### WHAT THE EXERCISE ASKS
Work through the data below and copy out every line where "energy" is found.

### EXCERPTED DATA
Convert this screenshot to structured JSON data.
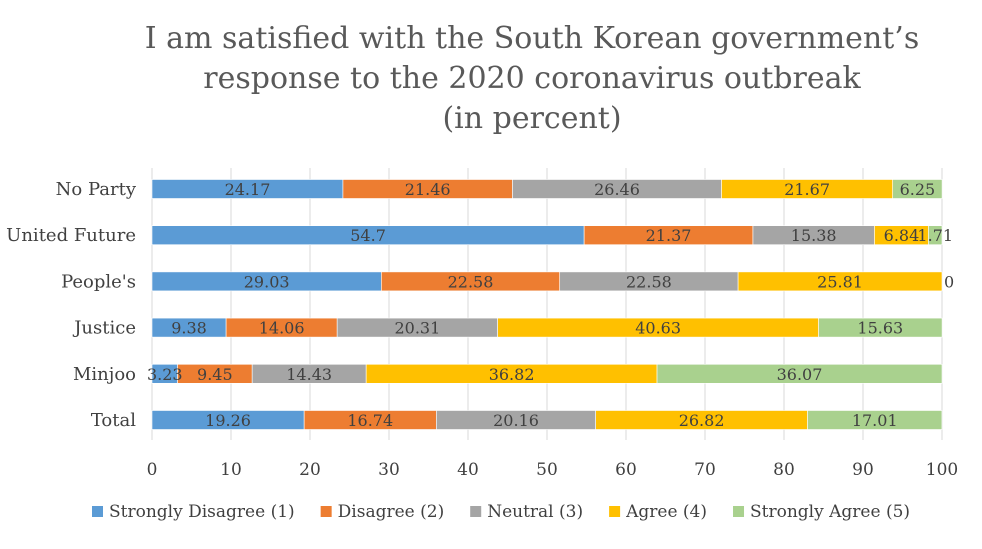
{
  "chart_data": {
    "type": "bar",
    "orientation": "horizontal",
    "stacked": true,
    "title": "I am satisfied with the South Korean government’s response to the 2020 coronavirus outbreak (in percent)",
    "title_lines": [
      "I am satisfied with the South Korean government’s",
      "response to the 2020 coronavirus outbreak",
      "(in percent)"
    ],
    "categories": [
      "No Party",
      "United Future",
      "People's",
      "Justice",
      "Minjoo",
      "Total"
    ],
    "series": [
      {
        "name": "Strongly Disagree (1)",
        "color": "#5b9bd5",
        "values": [
          24.17,
          54.7,
          29.03,
          9.38,
          3.23,
          19.26
        ],
        "labels": [
          "24.17",
          "54.7",
          "29.03",
          "9.38",
          "3.23",
          "19.26"
        ]
      },
      {
        "name": "Disagree (2)",
        "color": "#ed7d31",
        "values": [
          21.46,
          21.37,
          22.58,
          14.06,
          9.45,
          16.74
        ],
        "labels": [
          "21.46",
          "21.37",
          "22.58",
          "14.06",
          "9.45",
          "16.74"
        ]
      },
      {
        "name": "Neutral (3)",
        "color": "#a5a5a5",
        "values": [
          26.46,
          15.38,
          22.58,
          20.31,
          14.43,
          20.16
        ],
        "labels": [
          "26.46",
          "15.38",
          "22.58",
          "20.31",
          "14.43",
          "20.16"
        ]
      },
      {
        "name": "Agree (4)",
        "color": "#ffc000",
        "values": [
          21.67,
          6.84,
          25.81,
          40.63,
          36.82,
          26.82
        ],
        "labels": [
          "21.67",
          "6.84",
          "25.81",
          "40.63",
          "36.82",
          "26.82"
        ]
      },
      {
        "name": "Strongly Agree (5)",
        "color": "#a9d18e",
        "values": [
          6.25,
          1.71,
          0,
          15.63,
          36.07,
          17.01
        ],
        "labels": [
          "6.25",
          "1.71",
          "0",
          "15.63",
          "36.07",
          "17.01"
        ]
      }
    ],
    "xlim": [
      0,
      100
    ],
    "xticks": [
      "0",
      "10",
      "20",
      "30",
      "40",
      "50",
      "60",
      "70",
      "80",
      "90",
      "100"
    ],
    "xlabel": "",
    "ylabel": "",
    "grid": true,
    "legend_position": "bottom"
  }
}
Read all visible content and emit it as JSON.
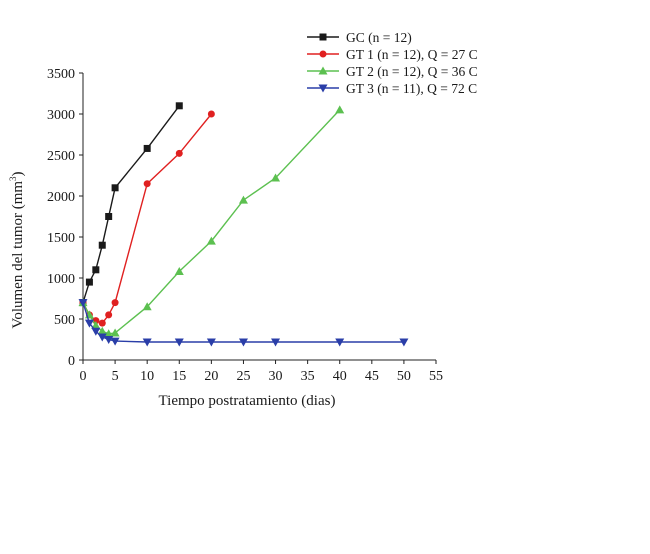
{
  "chart_data": {
    "type": "line",
    "title": "",
    "xlabel": "Tiempo postratamiento (dias)",
    "ylabel": "Volumen del tumor (mm",
    "ylabel_sup": "3",
    "ylabel_close": ")",
    "xlim": [
      0,
      55
    ],
    "ylim": [
      0,
      3500
    ],
    "xticks": [
      0,
      5,
      10,
      15,
      20,
      25,
      30,
      35,
      40,
      45,
      50,
      55
    ],
    "yticks": [
      0,
      500,
      1000,
      1500,
      2000,
      2500,
      3000,
      3500
    ],
    "grid": false,
    "legend_position": "top-right",
    "series": [
      {
        "name": "GC (n = 12)",
        "color": "#1a1a1a",
        "marker": "square",
        "x": [
          0,
          1,
          2,
          3,
          4,
          5,
          10,
          15
        ],
        "y": [
          700,
          950,
          1100,
          1400,
          1750,
          2100,
          2580,
          3100
        ]
      },
      {
        "name": "GT 1 (n = 12), Q = 27 C",
        "color": "#e02020",
        "marker": "circle",
        "x": [
          0,
          1,
          2,
          3,
          4,
          5,
          10,
          15,
          20
        ],
        "y": [
          700,
          550,
          480,
          450,
          550,
          700,
          2150,
          2520,
          3000
        ]
      },
      {
        "name": "GT 2 (n = 12), Q = 36 C",
        "color": "#5cc050",
        "marker": "triangle-up",
        "x": [
          0,
          1,
          2,
          3,
          4,
          5,
          10,
          15,
          20,
          25,
          30,
          40
        ],
        "y": [
          700,
          550,
          420,
          350,
          320,
          330,
          650,
          1080,
          1450,
          1950,
          2220,
          3050
        ]
      },
      {
        "name": "GT 3 (n = 11), Q = 72 C",
        "color": "#2a3ea8",
        "marker": "triangle-down",
        "x": [
          0,
          1,
          2,
          3,
          4,
          5,
          10,
          15,
          20,
          25,
          30,
          40,
          50
        ],
        "y": [
          700,
          450,
          350,
          280,
          250,
          230,
          220,
          220,
          220,
          220,
          220,
          220,
          220
        ]
      }
    ]
  }
}
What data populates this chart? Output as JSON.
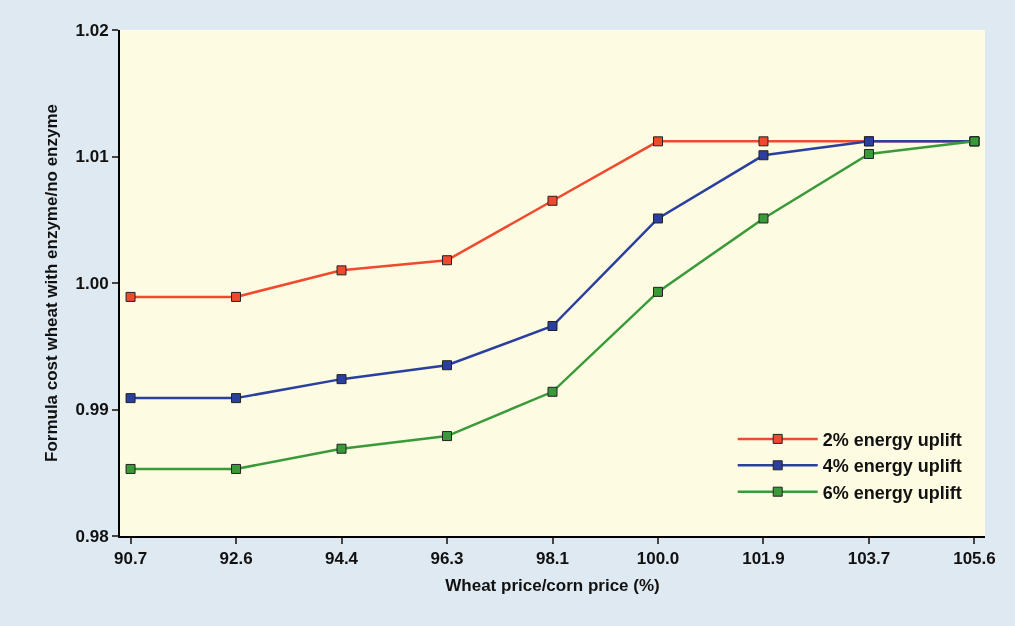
{
  "chart_data": {
    "type": "line",
    "xlabel": "Wheat price/corn price (%)",
    "ylabel": "Formula cost wheat with enzyme/no enzyme",
    "categories": [
      "90.7",
      "92.6",
      "94.4",
      "96.3",
      "98.1",
      "100.0",
      "101.9",
      "103.7",
      "105.6"
    ],
    "series": [
      {
        "name": "2% energy uplift",
        "color": "#f04a2e",
        "values": [
          0.9989,
          0.9989,
          1.001,
          1.0018,
          1.0065,
          1.0112,
          1.0112,
          1.0112,
          1.0112
        ]
      },
      {
        "name": "4% energy uplift",
        "color": "#2b3f9e",
        "values": [
          0.9909,
          0.9909,
          0.9924,
          0.9935,
          0.9966,
          1.0051,
          1.0101,
          1.0112,
          1.0112
        ]
      },
      {
        "name": "6% energy uplift",
        "color": "#3a9a3a",
        "values": [
          0.9853,
          0.9853,
          0.9869,
          0.9879,
          0.9914,
          0.9993,
          1.0051,
          1.0102,
          1.0112
        ]
      }
    ],
    "ylim": [
      0.98,
      1.02
    ],
    "yticks": [
      {
        "value": 0.98,
        "label": "0.98"
      },
      {
        "value": 0.99,
        "label": "0.99"
      },
      {
        "value": 1.0,
        "label": "1.00"
      },
      {
        "value": 1.01,
        "label": "1.01"
      },
      {
        "value": 1.02,
        "label": "1.02"
      }
    ],
    "grid": false,
    "legend": "bottom right",
    "marker": "square",
    "line_style": "solid"
  }
}
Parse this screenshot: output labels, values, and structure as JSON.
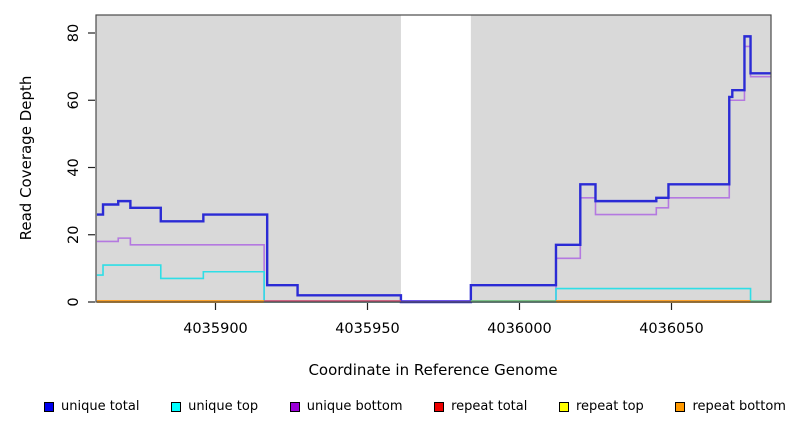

### RESULT OF THE EXERCISE
        "name": "2% energy uplift",
        "name": "4% energy uplift",
        "name": "6% energy uplift",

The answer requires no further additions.